* START Dataset *

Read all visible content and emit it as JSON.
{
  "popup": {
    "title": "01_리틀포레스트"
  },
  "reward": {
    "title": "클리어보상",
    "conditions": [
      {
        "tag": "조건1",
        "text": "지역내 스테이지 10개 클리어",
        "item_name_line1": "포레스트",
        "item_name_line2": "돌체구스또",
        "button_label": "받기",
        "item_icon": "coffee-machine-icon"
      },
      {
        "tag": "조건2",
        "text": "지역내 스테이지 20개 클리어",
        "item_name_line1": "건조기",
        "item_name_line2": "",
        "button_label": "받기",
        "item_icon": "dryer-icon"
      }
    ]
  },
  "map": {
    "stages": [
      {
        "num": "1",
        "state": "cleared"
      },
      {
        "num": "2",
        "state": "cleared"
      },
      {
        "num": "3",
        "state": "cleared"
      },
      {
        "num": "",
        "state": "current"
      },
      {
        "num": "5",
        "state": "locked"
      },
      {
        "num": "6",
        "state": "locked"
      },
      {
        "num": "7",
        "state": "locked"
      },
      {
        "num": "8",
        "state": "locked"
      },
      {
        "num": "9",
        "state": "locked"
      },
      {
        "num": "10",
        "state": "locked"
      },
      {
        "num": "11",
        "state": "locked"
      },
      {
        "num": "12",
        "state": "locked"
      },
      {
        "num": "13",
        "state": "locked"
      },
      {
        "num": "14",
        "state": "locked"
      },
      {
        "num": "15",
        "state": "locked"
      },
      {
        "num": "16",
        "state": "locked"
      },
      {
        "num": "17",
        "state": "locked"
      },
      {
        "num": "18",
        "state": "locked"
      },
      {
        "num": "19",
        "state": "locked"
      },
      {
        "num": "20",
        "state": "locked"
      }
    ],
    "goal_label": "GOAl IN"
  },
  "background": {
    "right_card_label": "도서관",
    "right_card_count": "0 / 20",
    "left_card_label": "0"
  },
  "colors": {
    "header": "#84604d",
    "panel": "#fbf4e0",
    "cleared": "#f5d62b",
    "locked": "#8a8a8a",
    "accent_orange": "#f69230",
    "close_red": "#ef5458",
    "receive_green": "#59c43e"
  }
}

* END Dataset *

=== Set problem ===
Show every line that contains the word "text".

=== Response to the exercise ===
        "text": "지역내 스테이지 10개 클리어",
        "text": "지역내 스테이지 20개 클리어",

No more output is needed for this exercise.